Instrucción de trabajo 1> Resume en menos palabras el párrafo del texto sobre los frenos de disco que empieza con "A mí me gusta bajar rápido", sin perder sus datos principales.
Instrucción de trabajo 2> Continúa el texto sobre los frenos de disco a partir de su última frase.

Texto extraído>
%%
Es decir la novedad no se lleva bien, como no se llevaron bien los cambios en la maneta o los pedales automáticos y ahora se tienen totalmente admitidos. Sólo tenéis que ver el éxito de las marchas vintage con bicis anteriores a 1987 con aquellos valores que siempre consideramos eternos en la bicicleta para comprobar que somos muy amigos de la nostalgia y la lagrimita.

Sin embargo tuvimos opiniones totalmente a favor, y en esta línea encontramos a nuestro amigo Jordi Berenguer, Roski Bike, que en una conversación de Facebook me dejó bien clarito porqué él defiende los frenos de disco:

A mí me gusta bajar rápido e incluso tomar algún riesgo. Creo que tengo buen control sobre la trazada y técnicamente, se me dan bien las bajadas reviradas y complicadas. Cuando probé el freno de disco, en un principio se me hizo raro al notar una frenada tan inmediata, pero una vez acostumbrado, fue exagerada la sensación de control. Todo eran ventajas: podía apurar más, podía corregir mejor la frenada o la trazada si me equivocaba.
%%
Ítems listados>
%%
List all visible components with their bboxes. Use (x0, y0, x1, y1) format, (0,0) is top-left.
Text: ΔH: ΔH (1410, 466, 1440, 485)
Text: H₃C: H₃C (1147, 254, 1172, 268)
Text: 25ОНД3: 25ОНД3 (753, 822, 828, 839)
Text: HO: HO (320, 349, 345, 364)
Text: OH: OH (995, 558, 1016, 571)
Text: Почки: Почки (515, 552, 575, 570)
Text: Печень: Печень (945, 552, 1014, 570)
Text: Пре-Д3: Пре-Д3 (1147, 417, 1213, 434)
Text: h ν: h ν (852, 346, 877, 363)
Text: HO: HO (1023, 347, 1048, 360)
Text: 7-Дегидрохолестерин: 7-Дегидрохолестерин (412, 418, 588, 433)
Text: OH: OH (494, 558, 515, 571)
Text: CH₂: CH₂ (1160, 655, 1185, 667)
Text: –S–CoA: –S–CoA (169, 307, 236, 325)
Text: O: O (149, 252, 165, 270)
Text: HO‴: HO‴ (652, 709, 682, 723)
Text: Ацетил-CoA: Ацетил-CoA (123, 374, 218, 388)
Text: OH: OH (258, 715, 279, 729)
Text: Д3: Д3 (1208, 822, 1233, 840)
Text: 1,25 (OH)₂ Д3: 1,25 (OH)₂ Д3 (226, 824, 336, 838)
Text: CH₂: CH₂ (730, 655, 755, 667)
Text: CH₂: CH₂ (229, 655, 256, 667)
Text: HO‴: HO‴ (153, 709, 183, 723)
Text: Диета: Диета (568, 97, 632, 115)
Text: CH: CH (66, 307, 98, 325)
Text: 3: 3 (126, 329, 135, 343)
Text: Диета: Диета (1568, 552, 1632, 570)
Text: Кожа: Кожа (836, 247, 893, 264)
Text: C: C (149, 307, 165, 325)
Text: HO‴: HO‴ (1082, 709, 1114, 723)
%%
Resultado 1> Me gusta bajar rápido y asumir algún riesgo, y domino bien la trazada y las bajadas reviradas y complicadas. Al probar el freno de disco, la frenada tan inmediata me resultó rara al principio. Una vez acostumbrado, la sensación de control fue exagerada: podía apurar más y corregir mejor la frenada o la trazada si me equivocaba.

Resultado 2>
Cuando pasaba por los pasos de los pueblos, con coches y peatones, la frenada es más parecida a la de un vehículo a motor y una vez te acostumbras es mucho mejor. En grupo creo que es un seguro de vida (en profesionales o amateurs la gente domina el cuerpo a cuerpo) y en las peñas (grupos de hasta 40 ciclistas) en las que hay un montón de frenazos, rotondas y semáforos el freno de disco es todo un adelanto.

Hay gente que dice que provoca frenazos más secos y difíciles de controlar. Más que se frena en una carrera de ciclocross en Valencia, no se frena en una de carretera y van de maravilla. Aquí podemos tener unas 80 curvas por vuelta, imagínate. Además en las montoneras gordas todo puede causar daño, desde el freno de disco, a los platos, el manillar, los radios,… 

Sobre el pero pues decirte que no creo que sea para tanto y seguro que ya trabajan en rebajarlo. Sólo le veo problemas en el cambio de rueda en una avería o pinchazo, pero los pros normalmente cambian bici, y en masters si pinchas, estás jodido porque, en mi caso, que no tengo coche de apoyo, mal lo tengo con o sin freno de disco.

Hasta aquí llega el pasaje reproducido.